#### [OBJECTIVE]
From the listing below, select every line where the word "title" appears.

[Start EXERCISE INPUT]

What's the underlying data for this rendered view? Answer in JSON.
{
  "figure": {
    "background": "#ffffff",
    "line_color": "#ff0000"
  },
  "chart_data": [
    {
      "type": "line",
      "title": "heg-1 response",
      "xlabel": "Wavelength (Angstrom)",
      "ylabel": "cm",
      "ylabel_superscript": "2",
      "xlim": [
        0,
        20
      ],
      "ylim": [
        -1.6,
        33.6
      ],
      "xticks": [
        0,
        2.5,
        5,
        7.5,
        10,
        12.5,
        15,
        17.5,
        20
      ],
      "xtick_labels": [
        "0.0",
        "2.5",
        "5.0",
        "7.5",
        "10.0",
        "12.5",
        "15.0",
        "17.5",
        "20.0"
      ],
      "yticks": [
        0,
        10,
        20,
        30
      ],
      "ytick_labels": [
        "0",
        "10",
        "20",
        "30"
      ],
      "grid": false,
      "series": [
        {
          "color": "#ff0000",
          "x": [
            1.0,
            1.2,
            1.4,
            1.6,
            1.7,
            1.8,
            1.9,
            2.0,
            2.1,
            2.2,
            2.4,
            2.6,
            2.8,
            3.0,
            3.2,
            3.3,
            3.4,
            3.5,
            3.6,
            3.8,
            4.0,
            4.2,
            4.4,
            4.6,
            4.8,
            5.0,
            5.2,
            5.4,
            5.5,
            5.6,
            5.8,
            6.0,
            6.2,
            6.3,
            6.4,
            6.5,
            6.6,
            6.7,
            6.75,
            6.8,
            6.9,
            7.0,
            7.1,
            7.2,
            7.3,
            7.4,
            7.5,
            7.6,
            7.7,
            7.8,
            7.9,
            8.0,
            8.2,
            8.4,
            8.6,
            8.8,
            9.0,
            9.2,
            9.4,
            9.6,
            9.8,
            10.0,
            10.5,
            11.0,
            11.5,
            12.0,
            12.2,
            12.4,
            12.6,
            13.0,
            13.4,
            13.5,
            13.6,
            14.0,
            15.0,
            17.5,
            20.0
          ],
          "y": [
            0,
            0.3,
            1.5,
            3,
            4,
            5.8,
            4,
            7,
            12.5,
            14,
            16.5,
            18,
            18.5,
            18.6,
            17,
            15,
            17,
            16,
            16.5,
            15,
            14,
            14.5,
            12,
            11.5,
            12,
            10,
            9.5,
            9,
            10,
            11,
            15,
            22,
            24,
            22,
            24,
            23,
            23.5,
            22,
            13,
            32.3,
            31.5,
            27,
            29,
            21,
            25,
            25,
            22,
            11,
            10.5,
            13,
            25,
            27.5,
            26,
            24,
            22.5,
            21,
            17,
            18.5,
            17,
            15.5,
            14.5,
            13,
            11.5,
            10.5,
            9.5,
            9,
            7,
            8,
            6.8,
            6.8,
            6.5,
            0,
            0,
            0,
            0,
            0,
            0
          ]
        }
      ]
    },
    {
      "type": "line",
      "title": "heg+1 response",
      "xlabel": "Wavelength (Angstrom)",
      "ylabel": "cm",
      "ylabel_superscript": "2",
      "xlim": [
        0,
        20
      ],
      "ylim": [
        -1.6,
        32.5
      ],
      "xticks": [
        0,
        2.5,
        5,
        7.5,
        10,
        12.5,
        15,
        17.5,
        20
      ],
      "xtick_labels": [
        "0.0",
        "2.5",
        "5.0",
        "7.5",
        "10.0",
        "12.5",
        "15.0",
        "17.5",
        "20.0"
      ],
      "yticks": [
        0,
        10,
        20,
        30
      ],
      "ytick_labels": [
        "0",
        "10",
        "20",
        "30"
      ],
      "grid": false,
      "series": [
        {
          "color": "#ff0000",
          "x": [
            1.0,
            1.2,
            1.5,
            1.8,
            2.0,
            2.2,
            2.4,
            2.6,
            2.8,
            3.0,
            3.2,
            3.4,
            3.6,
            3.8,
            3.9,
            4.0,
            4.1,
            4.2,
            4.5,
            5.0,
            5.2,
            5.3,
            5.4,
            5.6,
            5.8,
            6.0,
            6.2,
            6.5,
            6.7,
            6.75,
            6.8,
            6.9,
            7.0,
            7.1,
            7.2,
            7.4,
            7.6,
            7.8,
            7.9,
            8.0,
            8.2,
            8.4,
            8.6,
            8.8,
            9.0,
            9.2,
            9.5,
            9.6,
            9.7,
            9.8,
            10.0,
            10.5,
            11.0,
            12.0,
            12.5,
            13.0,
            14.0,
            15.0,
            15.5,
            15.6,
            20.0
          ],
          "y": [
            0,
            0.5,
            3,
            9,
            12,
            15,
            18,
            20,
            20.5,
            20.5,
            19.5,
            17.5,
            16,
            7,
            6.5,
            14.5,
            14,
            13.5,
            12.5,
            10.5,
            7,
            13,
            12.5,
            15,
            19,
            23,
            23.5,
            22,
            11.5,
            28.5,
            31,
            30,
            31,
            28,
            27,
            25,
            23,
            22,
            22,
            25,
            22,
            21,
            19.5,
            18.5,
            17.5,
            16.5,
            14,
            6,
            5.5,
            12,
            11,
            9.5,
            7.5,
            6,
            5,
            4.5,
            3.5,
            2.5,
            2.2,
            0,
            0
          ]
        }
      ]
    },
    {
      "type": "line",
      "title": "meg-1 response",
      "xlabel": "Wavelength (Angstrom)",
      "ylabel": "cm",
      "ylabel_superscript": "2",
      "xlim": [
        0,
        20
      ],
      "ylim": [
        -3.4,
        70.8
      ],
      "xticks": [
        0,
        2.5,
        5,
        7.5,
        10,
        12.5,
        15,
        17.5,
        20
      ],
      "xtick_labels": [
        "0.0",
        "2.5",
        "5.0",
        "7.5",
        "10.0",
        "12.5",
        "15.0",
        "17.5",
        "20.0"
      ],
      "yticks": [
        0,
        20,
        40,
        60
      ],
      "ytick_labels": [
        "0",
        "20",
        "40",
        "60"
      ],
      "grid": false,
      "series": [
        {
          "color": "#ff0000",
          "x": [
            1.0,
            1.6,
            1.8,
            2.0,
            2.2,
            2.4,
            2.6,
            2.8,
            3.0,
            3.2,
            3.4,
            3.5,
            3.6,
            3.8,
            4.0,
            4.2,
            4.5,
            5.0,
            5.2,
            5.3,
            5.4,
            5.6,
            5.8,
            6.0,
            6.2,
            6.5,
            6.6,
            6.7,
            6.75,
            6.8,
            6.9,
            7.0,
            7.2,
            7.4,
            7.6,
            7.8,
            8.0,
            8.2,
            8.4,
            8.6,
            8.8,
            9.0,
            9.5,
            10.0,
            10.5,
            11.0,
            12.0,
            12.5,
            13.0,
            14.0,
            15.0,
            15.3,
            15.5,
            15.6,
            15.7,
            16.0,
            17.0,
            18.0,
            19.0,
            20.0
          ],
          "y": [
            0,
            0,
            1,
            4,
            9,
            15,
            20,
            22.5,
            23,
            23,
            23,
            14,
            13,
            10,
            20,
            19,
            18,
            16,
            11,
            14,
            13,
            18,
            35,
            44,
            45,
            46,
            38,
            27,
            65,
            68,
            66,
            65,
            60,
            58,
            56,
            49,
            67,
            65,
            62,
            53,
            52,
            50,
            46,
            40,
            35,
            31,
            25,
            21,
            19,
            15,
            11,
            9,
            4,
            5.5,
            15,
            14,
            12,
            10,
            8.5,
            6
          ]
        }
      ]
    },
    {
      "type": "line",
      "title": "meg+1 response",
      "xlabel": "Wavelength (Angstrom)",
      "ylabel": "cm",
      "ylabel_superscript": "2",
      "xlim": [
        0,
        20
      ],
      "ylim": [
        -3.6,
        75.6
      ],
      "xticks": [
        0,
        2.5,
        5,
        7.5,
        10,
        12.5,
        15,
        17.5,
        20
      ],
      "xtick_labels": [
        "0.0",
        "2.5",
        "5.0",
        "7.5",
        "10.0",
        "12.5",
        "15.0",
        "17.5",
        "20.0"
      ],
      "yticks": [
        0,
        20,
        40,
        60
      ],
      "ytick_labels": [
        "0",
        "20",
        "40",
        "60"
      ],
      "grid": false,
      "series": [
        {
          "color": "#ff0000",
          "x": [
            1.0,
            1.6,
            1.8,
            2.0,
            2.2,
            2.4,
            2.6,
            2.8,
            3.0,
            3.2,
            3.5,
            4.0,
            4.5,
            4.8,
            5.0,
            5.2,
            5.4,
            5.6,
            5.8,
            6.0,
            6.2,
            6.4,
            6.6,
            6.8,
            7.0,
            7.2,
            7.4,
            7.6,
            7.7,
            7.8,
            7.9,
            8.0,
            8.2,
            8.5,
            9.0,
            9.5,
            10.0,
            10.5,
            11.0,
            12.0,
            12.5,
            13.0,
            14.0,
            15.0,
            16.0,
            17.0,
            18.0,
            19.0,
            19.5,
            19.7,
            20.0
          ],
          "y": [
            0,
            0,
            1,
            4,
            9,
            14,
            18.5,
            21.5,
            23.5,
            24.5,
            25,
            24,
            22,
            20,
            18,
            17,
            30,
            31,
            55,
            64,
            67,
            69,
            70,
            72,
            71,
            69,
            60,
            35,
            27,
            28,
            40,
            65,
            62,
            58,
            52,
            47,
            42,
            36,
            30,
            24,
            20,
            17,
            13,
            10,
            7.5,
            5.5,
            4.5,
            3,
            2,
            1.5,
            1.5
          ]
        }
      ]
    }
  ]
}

[End EXERCISE INPUT]

#### [OUTPUT FOR THIS EXERCISE]
      "title": "heg-1 response",
      "title": "heg+1 response",
      "title": "meg-1 response",
      "title": "meg+1 response",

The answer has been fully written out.